= Directive =
Tally up the lines carrying the string "tolerance" and respond with only the resulting number.

= = =

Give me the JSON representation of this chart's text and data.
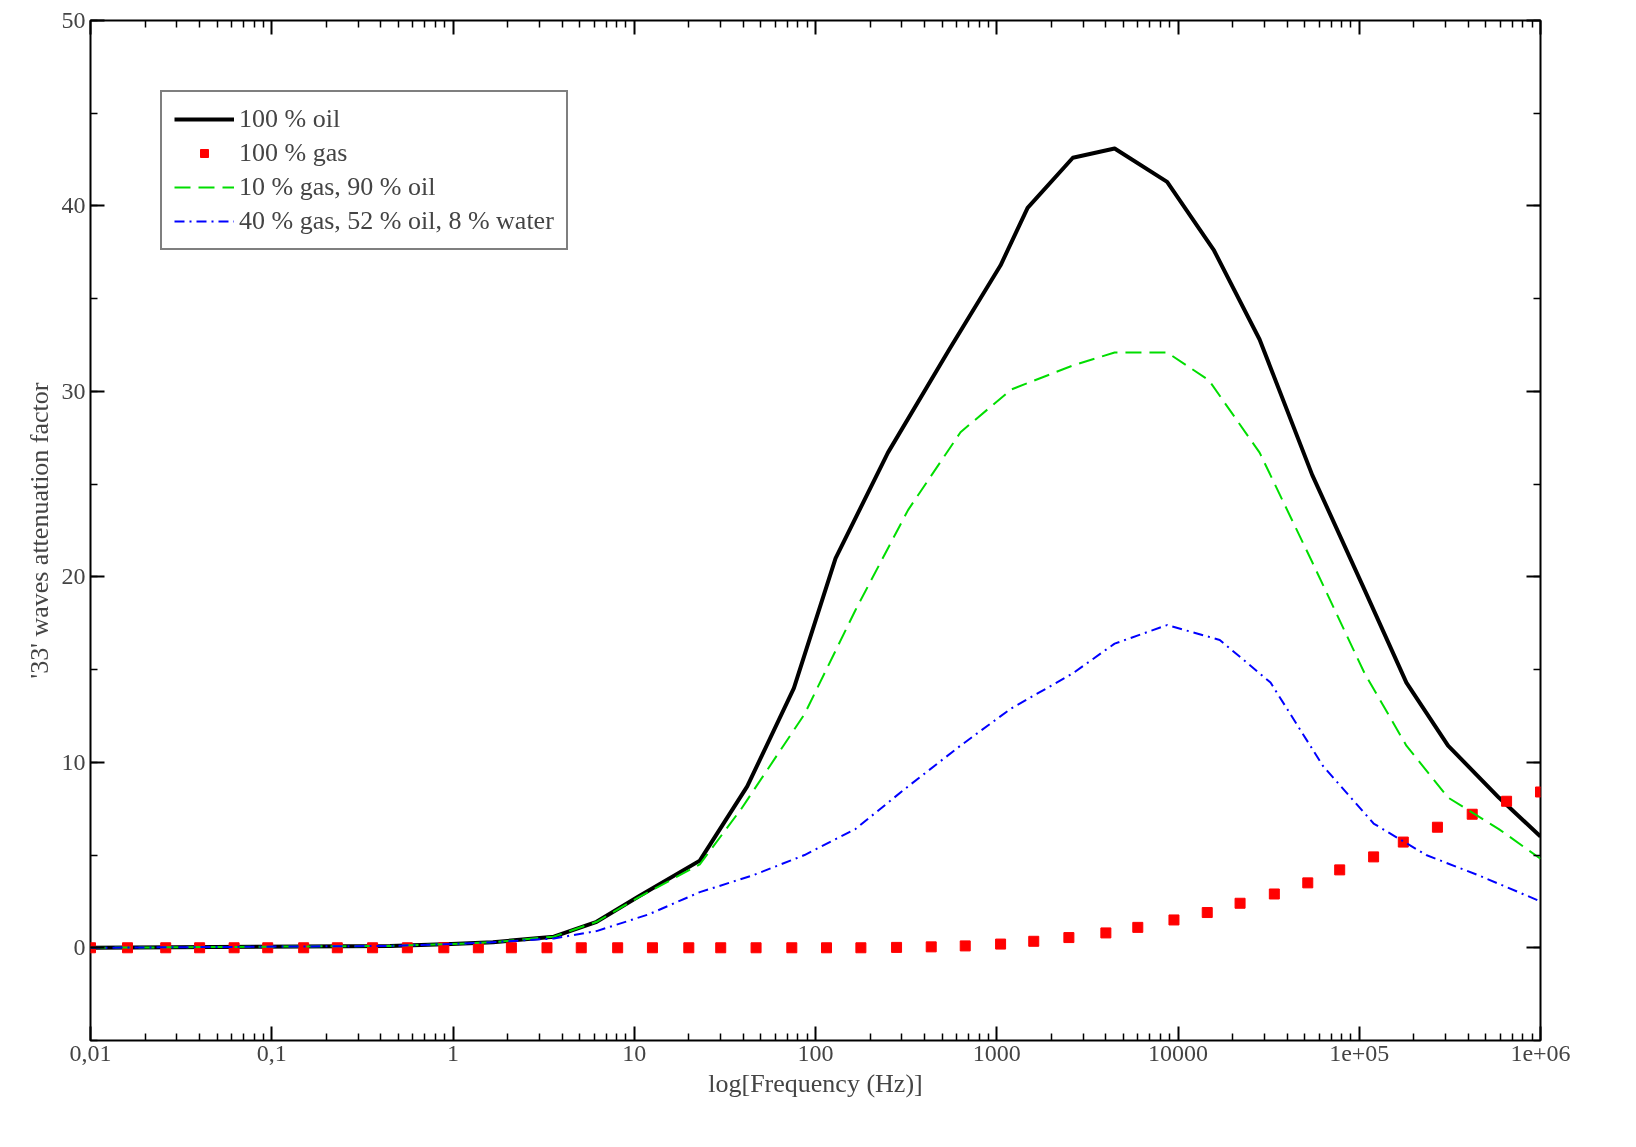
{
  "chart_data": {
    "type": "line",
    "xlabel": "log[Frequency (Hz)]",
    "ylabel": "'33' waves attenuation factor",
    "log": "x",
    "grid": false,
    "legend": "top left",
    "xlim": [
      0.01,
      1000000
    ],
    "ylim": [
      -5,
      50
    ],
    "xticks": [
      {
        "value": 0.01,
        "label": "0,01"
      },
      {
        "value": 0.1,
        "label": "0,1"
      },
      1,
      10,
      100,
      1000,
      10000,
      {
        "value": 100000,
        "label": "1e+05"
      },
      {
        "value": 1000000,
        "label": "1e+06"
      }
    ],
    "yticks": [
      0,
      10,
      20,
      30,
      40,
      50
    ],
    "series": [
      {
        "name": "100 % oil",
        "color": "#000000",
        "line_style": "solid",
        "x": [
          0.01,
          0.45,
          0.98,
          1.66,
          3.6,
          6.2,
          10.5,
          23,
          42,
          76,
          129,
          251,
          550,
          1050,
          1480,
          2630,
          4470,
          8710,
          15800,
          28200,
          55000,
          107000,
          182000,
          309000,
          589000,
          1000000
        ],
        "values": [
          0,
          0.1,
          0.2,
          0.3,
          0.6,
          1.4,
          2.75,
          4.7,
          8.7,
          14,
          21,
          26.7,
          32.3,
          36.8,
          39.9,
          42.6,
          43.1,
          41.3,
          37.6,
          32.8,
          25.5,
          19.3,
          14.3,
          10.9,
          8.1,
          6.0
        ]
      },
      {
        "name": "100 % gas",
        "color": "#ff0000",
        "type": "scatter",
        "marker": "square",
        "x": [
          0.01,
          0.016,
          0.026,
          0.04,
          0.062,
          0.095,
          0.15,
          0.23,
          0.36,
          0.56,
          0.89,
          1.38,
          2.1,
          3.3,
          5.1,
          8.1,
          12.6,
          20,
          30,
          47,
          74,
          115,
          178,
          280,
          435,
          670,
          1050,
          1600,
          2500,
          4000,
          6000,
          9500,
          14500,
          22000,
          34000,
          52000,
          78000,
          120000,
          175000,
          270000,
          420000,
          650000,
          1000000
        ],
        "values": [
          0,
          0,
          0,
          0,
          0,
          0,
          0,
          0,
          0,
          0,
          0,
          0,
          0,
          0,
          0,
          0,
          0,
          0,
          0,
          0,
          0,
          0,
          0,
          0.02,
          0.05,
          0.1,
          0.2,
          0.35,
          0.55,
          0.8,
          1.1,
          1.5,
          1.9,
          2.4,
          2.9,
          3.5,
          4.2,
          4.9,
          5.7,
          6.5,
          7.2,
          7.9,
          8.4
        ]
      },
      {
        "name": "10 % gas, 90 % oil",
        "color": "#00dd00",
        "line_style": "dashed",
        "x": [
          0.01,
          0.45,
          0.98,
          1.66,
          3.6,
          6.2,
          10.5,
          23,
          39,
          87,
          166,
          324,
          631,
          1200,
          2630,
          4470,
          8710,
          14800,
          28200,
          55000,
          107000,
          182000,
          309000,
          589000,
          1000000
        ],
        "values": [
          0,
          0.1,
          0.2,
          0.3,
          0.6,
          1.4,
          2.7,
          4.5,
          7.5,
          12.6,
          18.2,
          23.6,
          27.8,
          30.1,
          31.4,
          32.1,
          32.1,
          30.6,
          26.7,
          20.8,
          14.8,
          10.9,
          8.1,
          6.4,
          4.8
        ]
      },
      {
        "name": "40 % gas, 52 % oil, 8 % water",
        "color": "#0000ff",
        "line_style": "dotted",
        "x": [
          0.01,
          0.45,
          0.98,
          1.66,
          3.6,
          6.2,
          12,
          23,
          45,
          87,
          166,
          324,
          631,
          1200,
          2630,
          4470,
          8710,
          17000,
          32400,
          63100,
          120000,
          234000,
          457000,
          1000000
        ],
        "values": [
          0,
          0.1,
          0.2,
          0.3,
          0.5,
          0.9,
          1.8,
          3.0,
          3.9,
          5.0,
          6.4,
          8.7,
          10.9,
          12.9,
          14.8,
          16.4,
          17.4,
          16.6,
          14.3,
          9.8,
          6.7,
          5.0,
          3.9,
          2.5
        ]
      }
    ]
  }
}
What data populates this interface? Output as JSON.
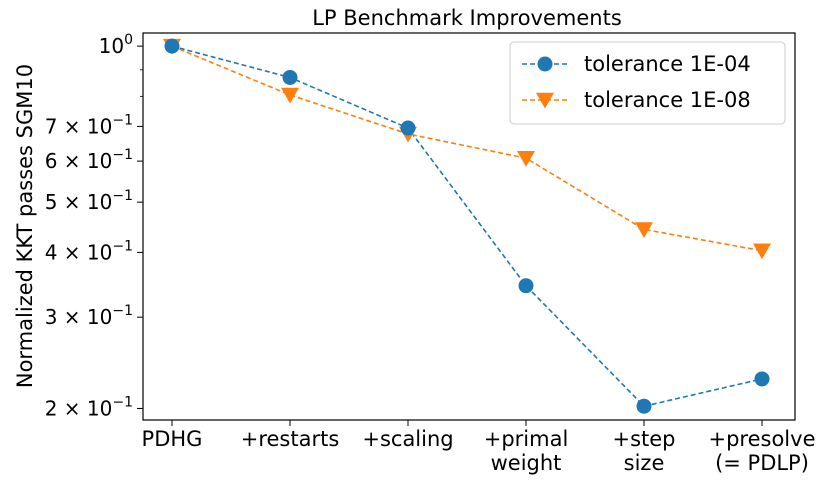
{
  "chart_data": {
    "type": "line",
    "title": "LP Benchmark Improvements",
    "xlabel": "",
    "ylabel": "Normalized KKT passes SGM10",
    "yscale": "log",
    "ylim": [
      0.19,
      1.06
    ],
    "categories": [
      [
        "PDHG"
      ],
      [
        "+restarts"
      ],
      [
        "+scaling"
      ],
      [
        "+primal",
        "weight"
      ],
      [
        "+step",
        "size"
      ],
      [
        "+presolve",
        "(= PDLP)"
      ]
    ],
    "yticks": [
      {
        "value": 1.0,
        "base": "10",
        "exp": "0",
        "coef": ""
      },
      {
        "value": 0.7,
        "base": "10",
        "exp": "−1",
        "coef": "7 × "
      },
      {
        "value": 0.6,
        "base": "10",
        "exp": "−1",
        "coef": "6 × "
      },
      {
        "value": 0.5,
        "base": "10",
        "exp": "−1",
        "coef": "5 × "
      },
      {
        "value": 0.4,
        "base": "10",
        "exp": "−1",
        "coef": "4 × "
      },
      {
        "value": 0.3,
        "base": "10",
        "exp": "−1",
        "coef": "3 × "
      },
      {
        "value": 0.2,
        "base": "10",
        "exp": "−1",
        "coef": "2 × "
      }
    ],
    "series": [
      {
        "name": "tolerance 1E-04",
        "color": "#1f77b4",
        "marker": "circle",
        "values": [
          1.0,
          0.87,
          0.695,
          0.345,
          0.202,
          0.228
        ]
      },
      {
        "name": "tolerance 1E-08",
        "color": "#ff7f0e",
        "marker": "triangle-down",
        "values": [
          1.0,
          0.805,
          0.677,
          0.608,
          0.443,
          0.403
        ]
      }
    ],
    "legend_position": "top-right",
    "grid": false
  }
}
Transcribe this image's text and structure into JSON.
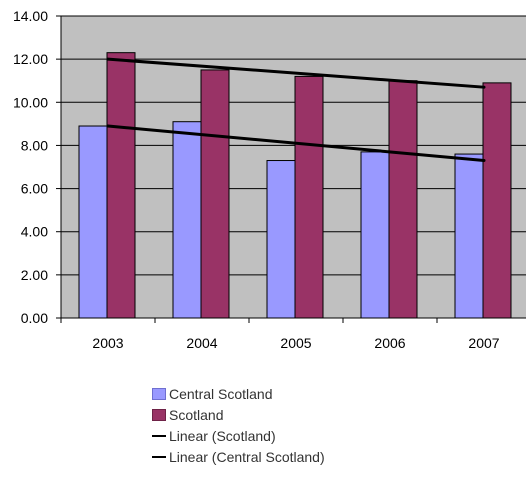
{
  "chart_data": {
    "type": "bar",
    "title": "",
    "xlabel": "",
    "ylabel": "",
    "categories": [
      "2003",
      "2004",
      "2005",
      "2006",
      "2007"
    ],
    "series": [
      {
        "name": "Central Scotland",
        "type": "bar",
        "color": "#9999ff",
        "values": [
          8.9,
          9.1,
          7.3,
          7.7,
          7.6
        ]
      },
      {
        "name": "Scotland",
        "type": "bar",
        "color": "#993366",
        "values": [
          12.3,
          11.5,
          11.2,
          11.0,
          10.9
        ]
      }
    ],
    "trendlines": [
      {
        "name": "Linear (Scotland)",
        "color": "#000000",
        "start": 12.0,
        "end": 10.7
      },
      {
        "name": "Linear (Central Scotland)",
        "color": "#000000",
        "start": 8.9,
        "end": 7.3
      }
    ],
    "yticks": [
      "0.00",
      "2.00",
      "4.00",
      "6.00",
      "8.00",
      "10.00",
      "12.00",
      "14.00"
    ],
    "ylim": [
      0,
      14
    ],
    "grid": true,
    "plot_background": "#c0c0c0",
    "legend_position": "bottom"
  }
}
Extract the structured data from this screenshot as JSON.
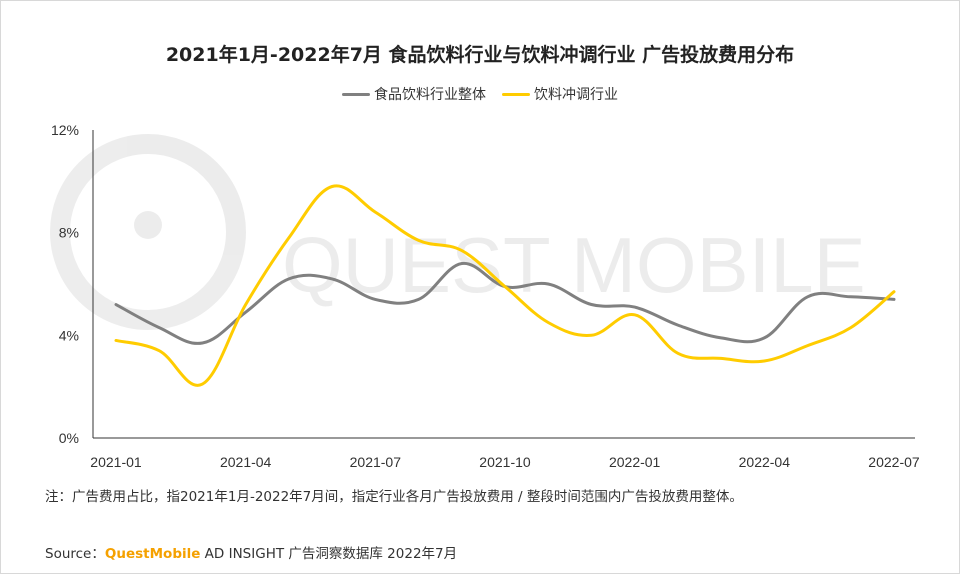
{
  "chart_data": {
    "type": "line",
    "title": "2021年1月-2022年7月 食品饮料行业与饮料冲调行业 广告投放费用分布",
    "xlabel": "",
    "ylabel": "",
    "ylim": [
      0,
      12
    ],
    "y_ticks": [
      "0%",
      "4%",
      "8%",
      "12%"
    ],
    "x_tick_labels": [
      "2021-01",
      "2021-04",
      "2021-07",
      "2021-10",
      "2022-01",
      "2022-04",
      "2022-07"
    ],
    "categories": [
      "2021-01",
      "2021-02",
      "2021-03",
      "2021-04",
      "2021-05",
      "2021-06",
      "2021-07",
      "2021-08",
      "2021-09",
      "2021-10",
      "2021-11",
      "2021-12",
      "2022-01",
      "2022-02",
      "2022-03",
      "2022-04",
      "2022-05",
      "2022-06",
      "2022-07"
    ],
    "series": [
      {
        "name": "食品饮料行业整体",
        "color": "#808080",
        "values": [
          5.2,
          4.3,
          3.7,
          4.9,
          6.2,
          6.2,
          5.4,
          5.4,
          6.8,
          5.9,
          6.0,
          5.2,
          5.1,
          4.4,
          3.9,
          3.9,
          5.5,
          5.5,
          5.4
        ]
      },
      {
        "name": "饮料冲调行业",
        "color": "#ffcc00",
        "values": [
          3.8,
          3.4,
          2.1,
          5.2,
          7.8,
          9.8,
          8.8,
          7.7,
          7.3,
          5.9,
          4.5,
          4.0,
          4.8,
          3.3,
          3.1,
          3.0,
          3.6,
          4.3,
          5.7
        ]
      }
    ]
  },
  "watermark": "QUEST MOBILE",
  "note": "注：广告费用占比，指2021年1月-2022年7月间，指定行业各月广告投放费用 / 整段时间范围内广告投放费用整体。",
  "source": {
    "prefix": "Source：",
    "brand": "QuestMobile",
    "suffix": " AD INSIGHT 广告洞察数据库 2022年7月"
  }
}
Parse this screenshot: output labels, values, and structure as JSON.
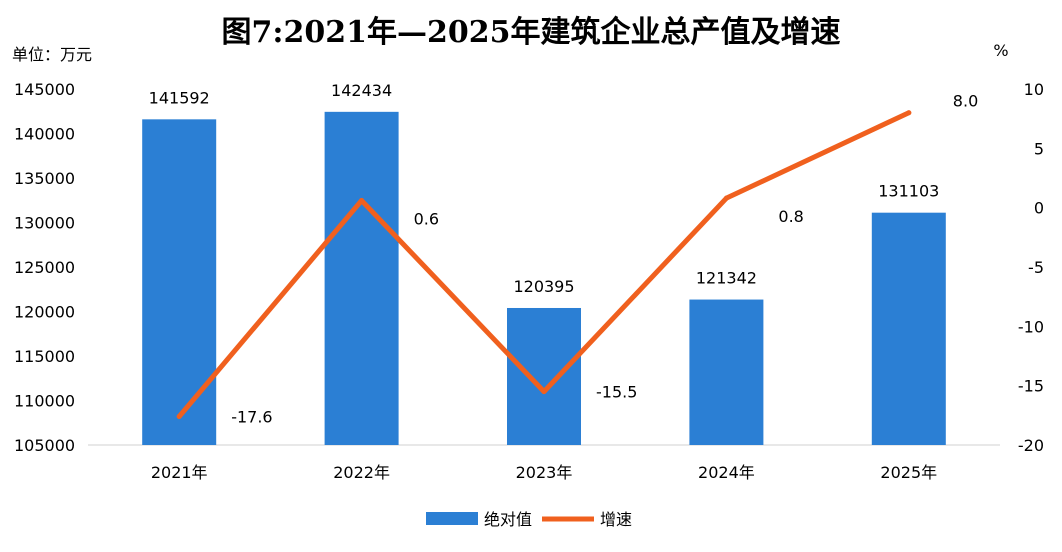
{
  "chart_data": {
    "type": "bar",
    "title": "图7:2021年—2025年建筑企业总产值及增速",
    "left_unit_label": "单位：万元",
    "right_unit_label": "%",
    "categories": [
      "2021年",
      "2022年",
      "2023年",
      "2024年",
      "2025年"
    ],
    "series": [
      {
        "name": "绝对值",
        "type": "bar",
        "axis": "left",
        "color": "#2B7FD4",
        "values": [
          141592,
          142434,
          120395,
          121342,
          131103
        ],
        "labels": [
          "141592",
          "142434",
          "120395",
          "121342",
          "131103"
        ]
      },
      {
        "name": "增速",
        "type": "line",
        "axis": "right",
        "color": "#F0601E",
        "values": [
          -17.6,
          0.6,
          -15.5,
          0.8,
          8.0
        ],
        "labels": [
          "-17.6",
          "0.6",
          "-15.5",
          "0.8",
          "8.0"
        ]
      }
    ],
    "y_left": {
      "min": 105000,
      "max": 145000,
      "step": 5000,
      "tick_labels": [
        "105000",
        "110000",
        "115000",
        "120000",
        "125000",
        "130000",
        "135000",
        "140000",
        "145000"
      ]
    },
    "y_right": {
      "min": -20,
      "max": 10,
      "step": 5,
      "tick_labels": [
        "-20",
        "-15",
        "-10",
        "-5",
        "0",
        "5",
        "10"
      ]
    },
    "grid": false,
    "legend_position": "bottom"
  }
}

= = =

= Full output =
2